## The task
Look through the material below and count the lines with the string "Richtung". Report only the count.

## Supplied records
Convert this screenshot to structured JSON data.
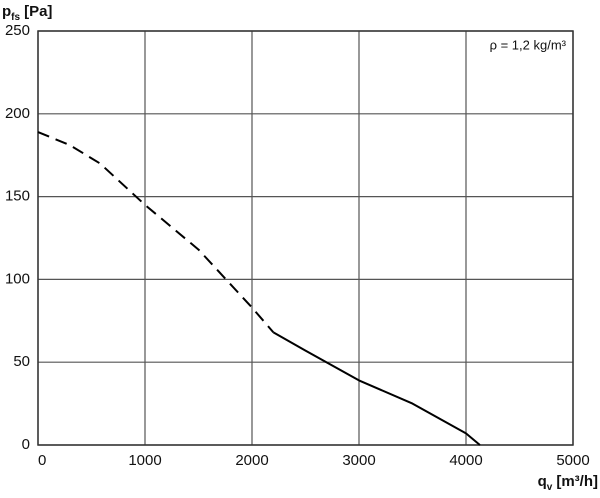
{
  "chart_data": {
    "type": "line",
    "ylabel": {
      "symbol": "p",
      "subscript": "fs",
      "unit": "[Pa]"
    },
    "xlabel": {
      "symbol": "q",
      "subscript": "v",
      "unit": "[m³/h]"
    },
    "annotation": "ρ = 1,2 kg/m³",
    "x": [
      0,
      300,
      580,
      1000,
      1500,
      2000,
      2200,
      2500,
      3000,
      3500,
      4000,
      4130
    ],
    "series": [
      {
        "color": "#000000",
        "dashed": true,
        "values": [
          189,
          181,
          170,
          145,
          118,
          83,
          68,
          null,
          null,
          null,
          null,
          null
        ]
      },
      {
        "color": "#000000",
        "dashed": false,
        "values": [
          null,
          null,
          null,
          null,
          null,
          null,
          68,
          57,
          39,
          25,
          7,
          0
        ]
      }
    ],
    "xlim": [
      0,
      5000
    ],
    "xticks": [
      0,
      1000,
      2000,
      3000,
      4000,
      5000
    ],
    "ylim": [
      0,
      250
    ],
    "yticks": [
      0,
      50,
      100,
      150,
      200,
      250
    ],
    "grid": true
  }
}
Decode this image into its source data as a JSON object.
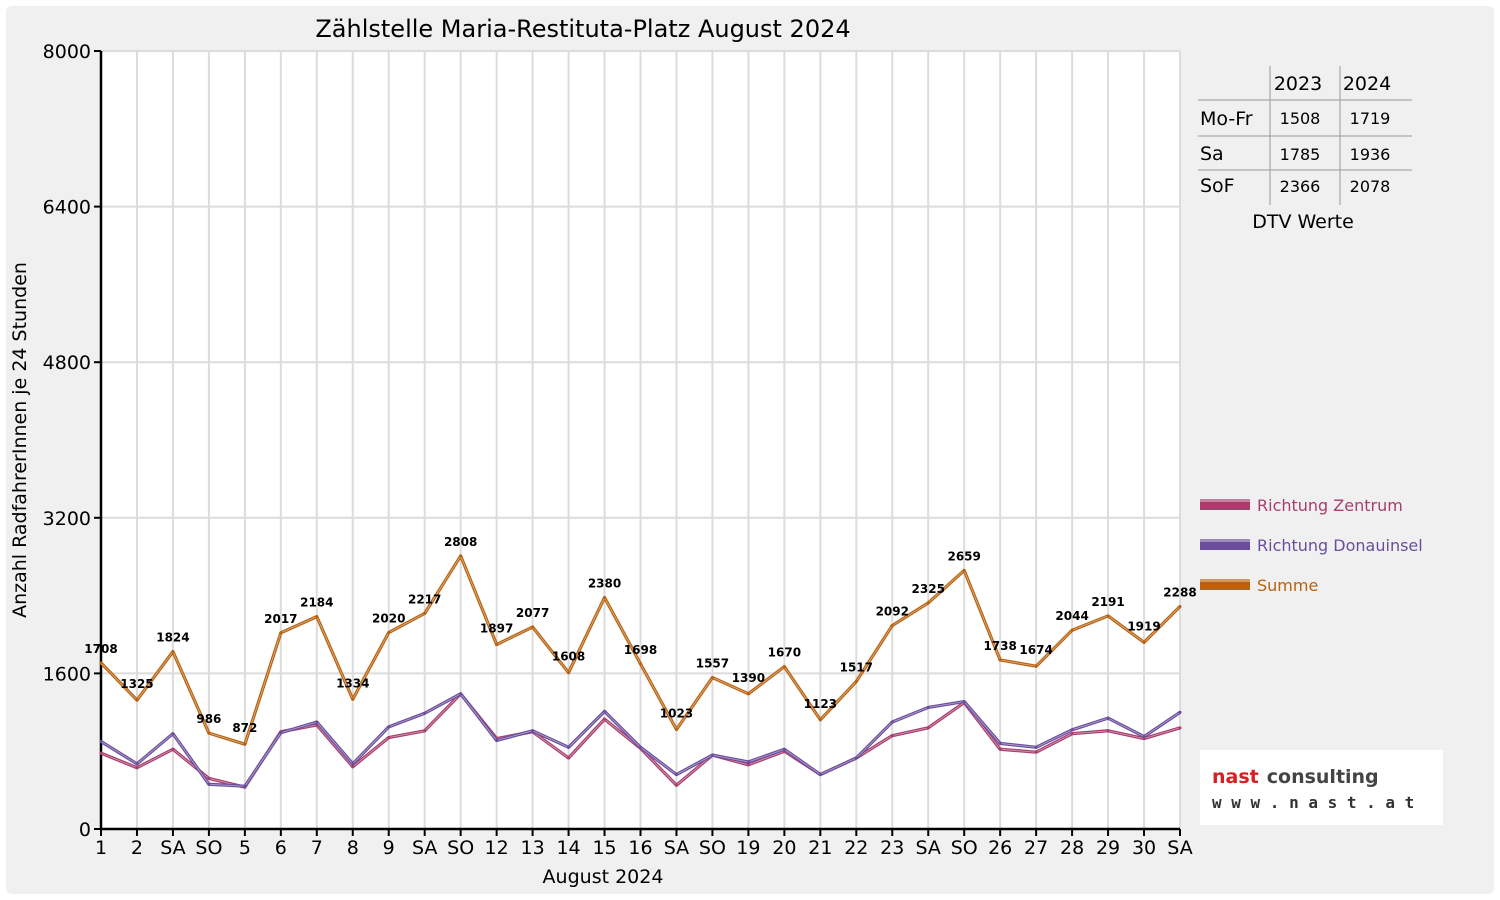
{
  "chart_data": {
    "type": "line",
    "title": "Zählstelle Maria-Restituta-Platz August 2024",
    "xlabel": "August 2024",
    "ylabel": "Anzahl RadfahrerInnen je 24 Stunden",
    "ylim": [
      0,
      8000
    ],
    "y_ticks": [
      "0",
      "1600",
      "3200",
      "4800",
      "6400",
      "8000"
    ],
    "grid": true,
    "legend_position": "right",
    "categories": [
      "1",
      "2",
      "SA",
      "SO",
      "5",
      "6",
      "7",
      "8",
      "9",
      "SA",
      "SO",
      "12",
      "13",
      "14",
      "15",
      "16",
      "SA",
      "SO",
      "19",
      "20",
      "21",
      "22",
      "23",
      "SA",
      "SO",
      "26",
      "27",
      "28",
      "29",
      "30",
      "SA"
    ],
    "highlight_categories": [
      3,
      10,
      14,
      17,
      24
    ],
    "highlight_color": "#e00000",
    "series": [
      {
        "name": "Richtung Zentrum",
        "color": "#a83d6e",
        "values": [
          780,
          630,
          820,
          520,
          430,
          1000,
          1070,
          640,
          940,
          1010,
          1390,
          930,
          1000,
          730,
          1130,
          830,
          450,
          760,
          660,
          800,
          560,
          730,
          960,
          1040,
          1300,
          820,
          790,
          980,
          1010,
          930,
          1040
        ]
      },
      {
        "name": "Richtung Donauinsel",
        "color": "#6a4e9c",
        "values": [
          900,
          670,
          980,
          460,
          440,
          990,
          1100,
          670,
          1050,
          1190,
          1390,
          910,
          1010,
          840,
          1210,
          840,
          560,
          760,
          690,
          820,
          560,
          730,
          1100,
          1250,
          1310,
          880,
          840,
          1020,
          1140,
          950,
          1200
        ]
      },
      {
        "name": "Summe",
        "color": "#b8620f",
        "values": [
          1708,
          1325,
          1824,
          986,
          872,
          2017,
          2184,
          1334,
          2020,
          2217,
          2808,
          1897,
          2077,
          1608,
          2380,
          1698,
          1023,
          1557,
          1390,
          1670,
          1123,
          1517,
          2092,
          2325,
          2659,
          1738,
          1674,
          2044,
          2191,
          1919,
          2288
        ],
        "labels": [
          "1708",
          "1325",
          "1824",
          "986",
          "872",
          "2017",
          "2184",
          "1334",
          "2020",
          "2217",
          "2808",
          "1897",
          "2077",
          "1608",
          "2380",
          "1698",
          "1023",
          "1557",
          "1390",
          "1670",
          "1123",
          "1517",
          "2092",
          "2325",
          "2659",
          "1738",
          "1674",
          "2044",
          "2191",
          "1919",
          "2288"
        ]
      }
    ]
  },
  "dtv_table": {
    "headers": [
      "",
      "2023",
      "2024"
    ],
    "rows": [
      {
        "label": "Mo-Fr",
        "v2023": "1508",
        "v2024": "1719"
      },
      {
        "label": "Sa",
        "v2023": "1785",
        "v2024": "1936"
      },
      {
        "label": "SoF",
        "v2023": "2366",
        "v2024": "2078"
      }
    ],
    "caption": "DTV Werte"
  },
  "logo": {
    "brand_left": "nast",
    "brand_right": "consulting",
    "url": "w w w . n a s t . a t",
    "brand_color": "#d42020",
    "brand_dark": "#444444"
  }
}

## Response to this task
2